## Your task
The listing below is to be output in its exact form.

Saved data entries

*-*-*

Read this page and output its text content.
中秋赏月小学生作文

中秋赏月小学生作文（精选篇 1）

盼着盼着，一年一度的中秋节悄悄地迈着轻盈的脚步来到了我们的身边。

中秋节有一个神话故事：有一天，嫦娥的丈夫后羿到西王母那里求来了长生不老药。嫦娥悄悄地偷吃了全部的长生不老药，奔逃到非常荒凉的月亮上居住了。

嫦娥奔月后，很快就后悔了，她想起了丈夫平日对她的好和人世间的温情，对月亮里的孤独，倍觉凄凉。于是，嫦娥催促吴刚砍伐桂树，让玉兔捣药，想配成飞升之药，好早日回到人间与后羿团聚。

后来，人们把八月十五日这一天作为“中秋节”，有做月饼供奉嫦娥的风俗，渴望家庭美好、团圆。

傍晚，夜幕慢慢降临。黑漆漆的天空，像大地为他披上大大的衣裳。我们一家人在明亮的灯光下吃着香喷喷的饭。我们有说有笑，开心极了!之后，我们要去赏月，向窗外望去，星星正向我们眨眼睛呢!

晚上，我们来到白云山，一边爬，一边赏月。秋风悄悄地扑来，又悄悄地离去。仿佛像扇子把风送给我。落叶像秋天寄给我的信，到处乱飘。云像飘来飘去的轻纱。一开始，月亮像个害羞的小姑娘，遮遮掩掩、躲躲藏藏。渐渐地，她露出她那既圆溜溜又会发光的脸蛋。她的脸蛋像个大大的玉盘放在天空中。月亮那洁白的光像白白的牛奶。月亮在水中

*-*-*

## Solution for this exercise
Read this page and output its text content.
中秋赏月小学生作文

中秋赏月小学生作文（精选篇 1）

盼着盼着，一年一度的中秋节悄悄地迈着轻盈的脚步来到了我们的身边。

中秋节有一个神话故事：有一天，嫦娥的丈夫后羿到西王母那里求来了长生不老药。嫦娥悄悄地偷吃了全部的长生不老药，奔逃到非常荒凉的月亮上居住了。

嫦娥奔月后，很快就后悔了，她想起了丈夫平日对她的好和人世间的温情，对月亮里的孤独，倍觉凄凉。于是，嫦娥催促吴刚砍伐桂树，让玉兔捣药，想配成飞升之药，好早日回到人间与后羿团聚。

后来，人们把八月十五日这一天作为“中秋节”，有做月饼供奉嫦娥的风俗，渴望家庭美好、团圆。

傍晚，夜幕慢慢降临。黑漆漆的天空，像大地为他披上大大的衣裳。我们一家人在明亮的灯光下吃着香喷喷的饭。我们有说有笑，开心极了!之后，我们要去赏月，向窗外望去，星星正向我们眨眼睛呢!

晚上，我们来到白云山，一边爬，一边赏月。秋风悄悄地扑来，又悄悄地离去。仿佛像扇子把风送给我。落叶像秋天寄给我的信，到处乱飘。云像飘来飘去的轻纱。一开始，月亮像个害羞的小姑娘，遮遮掩掩、躲躲藏藏。渐渐地，她露出她那既圆溜溜又会发光的脸蛋。她的脸蛋像个大大的玉盘放在天空中。月亮那洁白的光像白白的牛奶。月亮在水中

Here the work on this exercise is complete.